TASK DIRECTIONS: Look through the material below, count the lines containing the word "title", and state only the count.

# START OF MATERIAL

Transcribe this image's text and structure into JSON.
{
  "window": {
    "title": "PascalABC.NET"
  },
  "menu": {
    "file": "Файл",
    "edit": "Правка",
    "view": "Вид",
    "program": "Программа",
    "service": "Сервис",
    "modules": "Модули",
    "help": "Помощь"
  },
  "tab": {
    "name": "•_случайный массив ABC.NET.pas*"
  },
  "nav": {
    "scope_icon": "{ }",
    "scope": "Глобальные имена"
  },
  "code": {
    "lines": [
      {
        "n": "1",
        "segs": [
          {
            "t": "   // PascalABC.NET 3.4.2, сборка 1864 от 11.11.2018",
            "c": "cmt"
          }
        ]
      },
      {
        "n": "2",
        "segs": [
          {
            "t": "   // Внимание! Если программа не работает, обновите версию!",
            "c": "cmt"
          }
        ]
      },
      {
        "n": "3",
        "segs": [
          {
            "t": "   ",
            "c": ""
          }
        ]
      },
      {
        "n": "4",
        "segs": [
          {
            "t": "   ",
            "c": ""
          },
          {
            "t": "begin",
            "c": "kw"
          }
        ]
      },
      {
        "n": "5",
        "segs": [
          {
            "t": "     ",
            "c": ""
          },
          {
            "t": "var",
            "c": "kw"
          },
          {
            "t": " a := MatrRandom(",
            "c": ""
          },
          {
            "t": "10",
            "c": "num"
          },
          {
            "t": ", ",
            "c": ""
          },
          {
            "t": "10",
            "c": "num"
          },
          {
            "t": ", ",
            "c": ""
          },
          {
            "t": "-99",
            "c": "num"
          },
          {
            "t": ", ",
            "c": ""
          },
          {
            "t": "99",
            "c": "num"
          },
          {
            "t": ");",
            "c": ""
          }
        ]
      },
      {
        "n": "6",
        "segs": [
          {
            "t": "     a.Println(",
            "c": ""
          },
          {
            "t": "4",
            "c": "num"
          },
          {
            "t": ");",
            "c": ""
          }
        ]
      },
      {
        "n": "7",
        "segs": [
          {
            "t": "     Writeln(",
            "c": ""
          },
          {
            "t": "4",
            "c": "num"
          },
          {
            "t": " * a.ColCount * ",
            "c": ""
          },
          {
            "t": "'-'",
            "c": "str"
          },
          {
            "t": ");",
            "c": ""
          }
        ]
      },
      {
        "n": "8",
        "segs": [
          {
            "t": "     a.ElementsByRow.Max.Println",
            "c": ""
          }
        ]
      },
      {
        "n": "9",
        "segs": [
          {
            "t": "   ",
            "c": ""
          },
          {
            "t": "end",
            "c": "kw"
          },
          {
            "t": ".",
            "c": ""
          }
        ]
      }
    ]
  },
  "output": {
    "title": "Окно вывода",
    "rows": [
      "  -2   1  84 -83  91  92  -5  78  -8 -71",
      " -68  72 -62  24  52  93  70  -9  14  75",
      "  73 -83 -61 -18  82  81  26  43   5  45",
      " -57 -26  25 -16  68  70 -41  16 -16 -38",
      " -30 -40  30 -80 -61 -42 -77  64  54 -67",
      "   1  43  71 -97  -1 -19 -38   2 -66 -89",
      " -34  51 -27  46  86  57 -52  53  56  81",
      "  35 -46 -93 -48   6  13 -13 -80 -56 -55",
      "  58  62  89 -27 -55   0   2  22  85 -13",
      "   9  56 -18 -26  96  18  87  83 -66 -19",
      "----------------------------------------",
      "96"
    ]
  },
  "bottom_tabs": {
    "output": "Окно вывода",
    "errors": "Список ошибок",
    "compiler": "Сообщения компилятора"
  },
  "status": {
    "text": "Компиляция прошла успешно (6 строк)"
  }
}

# END OF MATERIAL

EXPECTED ANSWER: 2